§ Record extracts
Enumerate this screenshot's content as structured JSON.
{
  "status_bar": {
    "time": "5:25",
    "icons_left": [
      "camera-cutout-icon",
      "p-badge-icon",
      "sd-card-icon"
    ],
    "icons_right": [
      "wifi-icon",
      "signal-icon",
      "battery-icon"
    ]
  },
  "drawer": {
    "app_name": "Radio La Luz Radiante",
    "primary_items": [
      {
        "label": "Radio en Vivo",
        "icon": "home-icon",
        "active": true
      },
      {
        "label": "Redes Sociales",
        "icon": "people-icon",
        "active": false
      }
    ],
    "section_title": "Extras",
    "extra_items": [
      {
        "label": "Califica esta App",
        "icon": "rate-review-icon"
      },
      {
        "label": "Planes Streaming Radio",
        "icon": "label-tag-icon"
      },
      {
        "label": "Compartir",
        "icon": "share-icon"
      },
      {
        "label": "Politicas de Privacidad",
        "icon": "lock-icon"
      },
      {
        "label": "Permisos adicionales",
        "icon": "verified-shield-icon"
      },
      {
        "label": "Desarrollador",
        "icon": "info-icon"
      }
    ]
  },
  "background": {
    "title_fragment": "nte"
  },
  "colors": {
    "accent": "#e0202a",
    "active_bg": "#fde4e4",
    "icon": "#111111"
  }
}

§ Short task
Search the data above for lines holding "Radio" and copy each of them.

§ Exercise response
    "app_name": "Radio La Luz Radiante",
        "label": "Radio en Vivo",
        "label": "Planes Streaming Radio",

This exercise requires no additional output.